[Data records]
## Begin
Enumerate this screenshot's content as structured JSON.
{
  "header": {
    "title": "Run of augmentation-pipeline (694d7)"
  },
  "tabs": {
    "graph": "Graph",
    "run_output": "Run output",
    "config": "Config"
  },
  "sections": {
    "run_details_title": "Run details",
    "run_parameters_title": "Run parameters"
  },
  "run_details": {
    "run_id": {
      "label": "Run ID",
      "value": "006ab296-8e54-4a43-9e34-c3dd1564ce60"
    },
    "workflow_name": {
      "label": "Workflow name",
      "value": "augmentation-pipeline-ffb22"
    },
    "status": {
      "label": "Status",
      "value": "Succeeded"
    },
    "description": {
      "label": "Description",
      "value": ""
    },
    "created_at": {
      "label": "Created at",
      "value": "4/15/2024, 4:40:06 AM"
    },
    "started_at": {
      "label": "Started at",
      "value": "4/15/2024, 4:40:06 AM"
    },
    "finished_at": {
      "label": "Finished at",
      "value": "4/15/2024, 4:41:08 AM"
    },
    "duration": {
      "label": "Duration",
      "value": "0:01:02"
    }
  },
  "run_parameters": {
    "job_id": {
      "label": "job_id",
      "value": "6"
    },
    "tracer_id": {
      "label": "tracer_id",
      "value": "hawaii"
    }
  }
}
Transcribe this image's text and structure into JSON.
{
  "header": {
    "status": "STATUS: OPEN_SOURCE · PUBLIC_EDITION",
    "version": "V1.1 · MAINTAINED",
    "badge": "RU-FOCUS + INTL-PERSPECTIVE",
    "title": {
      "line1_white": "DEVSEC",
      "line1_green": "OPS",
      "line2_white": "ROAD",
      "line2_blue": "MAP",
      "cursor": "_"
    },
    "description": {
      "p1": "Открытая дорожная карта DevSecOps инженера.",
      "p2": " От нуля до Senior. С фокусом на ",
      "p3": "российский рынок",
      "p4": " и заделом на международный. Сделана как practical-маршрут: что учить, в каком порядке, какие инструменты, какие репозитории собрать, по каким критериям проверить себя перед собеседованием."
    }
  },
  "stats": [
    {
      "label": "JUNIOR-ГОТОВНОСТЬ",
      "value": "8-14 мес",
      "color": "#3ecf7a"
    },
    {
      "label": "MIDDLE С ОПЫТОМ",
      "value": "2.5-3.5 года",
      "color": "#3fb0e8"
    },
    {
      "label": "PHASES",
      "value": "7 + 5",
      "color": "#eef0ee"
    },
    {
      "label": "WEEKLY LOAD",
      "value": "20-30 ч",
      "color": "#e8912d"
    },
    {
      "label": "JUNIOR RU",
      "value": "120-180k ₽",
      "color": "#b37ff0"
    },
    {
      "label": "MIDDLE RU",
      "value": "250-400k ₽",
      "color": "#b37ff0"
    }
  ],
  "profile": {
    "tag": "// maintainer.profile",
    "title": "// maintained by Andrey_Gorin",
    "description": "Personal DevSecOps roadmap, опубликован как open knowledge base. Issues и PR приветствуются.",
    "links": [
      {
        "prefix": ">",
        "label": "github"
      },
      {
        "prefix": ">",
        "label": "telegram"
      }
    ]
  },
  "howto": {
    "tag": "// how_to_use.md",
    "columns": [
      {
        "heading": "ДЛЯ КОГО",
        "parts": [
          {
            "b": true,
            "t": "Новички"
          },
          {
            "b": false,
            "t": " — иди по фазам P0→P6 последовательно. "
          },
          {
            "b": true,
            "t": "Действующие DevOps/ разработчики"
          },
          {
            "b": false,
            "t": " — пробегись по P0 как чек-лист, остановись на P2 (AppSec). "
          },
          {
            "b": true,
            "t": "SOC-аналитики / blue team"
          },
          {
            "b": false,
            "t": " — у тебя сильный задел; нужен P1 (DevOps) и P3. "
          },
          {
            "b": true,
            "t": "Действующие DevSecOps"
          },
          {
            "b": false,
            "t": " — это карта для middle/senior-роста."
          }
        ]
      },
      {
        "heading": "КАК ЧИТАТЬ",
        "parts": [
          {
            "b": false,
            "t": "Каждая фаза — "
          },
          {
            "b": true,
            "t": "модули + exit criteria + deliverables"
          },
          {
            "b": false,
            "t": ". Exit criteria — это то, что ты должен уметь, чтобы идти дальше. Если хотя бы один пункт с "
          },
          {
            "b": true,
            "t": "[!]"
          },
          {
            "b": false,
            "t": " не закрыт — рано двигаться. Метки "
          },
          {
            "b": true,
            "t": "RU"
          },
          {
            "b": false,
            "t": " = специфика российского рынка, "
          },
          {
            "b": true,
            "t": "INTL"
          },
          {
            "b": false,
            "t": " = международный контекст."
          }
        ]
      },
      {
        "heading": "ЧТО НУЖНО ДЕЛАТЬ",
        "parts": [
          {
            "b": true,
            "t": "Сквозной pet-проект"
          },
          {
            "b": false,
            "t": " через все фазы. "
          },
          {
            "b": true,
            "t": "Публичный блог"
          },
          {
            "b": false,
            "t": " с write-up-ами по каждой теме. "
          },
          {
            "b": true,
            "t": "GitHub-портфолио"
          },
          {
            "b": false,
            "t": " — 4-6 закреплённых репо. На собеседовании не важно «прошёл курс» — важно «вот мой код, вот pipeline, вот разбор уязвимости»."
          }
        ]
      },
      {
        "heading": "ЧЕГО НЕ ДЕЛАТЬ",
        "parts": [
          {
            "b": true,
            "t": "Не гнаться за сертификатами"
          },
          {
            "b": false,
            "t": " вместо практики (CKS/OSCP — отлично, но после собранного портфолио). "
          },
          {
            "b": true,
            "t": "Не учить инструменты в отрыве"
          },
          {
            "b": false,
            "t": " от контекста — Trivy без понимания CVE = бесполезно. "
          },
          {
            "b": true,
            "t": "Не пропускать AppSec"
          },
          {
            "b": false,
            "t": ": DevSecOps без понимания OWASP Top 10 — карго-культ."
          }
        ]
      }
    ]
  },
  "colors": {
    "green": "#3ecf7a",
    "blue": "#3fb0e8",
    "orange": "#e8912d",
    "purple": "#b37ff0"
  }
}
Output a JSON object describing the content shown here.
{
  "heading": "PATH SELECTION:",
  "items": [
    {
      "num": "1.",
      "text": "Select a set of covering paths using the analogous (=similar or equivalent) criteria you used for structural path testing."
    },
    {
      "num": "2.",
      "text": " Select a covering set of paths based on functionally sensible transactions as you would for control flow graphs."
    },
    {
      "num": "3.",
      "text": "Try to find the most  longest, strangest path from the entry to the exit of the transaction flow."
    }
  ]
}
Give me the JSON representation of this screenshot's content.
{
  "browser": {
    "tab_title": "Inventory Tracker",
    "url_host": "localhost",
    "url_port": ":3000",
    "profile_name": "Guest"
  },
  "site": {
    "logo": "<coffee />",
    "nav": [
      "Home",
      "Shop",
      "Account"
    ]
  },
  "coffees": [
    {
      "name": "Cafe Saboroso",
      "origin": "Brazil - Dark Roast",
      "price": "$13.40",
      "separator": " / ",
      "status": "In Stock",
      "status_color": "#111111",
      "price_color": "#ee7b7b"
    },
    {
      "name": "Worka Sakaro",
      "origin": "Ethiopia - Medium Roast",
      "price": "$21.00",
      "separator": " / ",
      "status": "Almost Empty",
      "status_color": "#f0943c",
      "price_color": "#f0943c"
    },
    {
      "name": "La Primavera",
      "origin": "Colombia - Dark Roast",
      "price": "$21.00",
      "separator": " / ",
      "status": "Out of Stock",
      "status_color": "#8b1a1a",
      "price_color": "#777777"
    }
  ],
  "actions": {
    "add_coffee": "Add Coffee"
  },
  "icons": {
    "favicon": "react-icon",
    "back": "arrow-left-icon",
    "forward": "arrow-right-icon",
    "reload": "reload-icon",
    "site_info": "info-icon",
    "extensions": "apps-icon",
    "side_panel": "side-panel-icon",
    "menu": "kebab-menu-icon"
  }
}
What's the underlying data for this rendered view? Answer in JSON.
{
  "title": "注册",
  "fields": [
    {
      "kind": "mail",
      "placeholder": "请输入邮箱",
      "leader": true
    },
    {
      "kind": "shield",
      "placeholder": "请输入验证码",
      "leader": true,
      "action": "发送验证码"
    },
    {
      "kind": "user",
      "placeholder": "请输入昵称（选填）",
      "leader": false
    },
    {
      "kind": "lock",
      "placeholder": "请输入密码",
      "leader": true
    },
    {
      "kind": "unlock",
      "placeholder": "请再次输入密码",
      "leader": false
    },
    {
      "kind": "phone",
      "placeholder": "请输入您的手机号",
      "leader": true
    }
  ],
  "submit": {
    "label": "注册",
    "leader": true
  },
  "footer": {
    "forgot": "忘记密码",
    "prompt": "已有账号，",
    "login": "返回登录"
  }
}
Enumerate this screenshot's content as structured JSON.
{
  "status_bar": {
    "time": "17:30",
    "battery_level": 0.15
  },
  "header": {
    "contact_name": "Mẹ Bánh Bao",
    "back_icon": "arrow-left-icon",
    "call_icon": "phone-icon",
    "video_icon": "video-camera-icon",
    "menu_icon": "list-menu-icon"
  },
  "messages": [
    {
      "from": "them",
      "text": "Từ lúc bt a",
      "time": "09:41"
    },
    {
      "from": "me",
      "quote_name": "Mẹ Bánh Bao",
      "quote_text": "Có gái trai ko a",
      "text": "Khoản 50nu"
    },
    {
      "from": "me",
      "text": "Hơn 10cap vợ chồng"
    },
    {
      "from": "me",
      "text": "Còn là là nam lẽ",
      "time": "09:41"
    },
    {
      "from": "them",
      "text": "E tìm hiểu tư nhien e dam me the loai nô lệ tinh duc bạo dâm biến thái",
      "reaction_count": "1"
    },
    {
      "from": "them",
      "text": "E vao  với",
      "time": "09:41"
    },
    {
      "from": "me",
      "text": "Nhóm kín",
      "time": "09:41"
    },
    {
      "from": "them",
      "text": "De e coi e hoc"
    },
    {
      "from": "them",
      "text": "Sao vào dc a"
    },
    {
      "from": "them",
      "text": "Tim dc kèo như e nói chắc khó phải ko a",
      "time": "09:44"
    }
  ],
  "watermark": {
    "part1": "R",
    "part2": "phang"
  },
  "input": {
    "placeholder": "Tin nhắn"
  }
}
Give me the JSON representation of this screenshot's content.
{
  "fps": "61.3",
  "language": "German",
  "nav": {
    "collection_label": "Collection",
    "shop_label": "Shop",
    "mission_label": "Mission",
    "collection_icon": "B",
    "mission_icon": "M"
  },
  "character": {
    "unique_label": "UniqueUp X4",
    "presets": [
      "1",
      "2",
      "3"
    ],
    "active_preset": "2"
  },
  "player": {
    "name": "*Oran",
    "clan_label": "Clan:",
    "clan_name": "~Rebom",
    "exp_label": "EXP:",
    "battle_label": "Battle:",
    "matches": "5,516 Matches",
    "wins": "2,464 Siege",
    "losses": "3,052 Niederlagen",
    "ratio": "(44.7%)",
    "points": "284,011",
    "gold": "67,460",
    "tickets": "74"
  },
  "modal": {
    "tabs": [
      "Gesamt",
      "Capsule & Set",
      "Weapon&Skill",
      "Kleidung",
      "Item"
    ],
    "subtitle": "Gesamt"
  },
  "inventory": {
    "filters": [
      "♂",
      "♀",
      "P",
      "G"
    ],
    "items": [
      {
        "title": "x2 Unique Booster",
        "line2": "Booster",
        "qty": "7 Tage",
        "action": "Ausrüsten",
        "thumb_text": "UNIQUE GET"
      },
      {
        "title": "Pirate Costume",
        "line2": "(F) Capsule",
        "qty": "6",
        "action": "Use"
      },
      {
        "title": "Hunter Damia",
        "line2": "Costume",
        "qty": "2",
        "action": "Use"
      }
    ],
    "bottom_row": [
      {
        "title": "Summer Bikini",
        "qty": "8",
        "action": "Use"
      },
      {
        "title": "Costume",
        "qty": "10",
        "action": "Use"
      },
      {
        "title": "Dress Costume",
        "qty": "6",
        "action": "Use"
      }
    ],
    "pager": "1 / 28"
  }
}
## End
▶ [Aim of the task]: Copy out all lines above that include the string "menu".

▶ [Finished task]:
    "menu": "kebab-menu-icon"
    "menu_icon": "list-menu-icon"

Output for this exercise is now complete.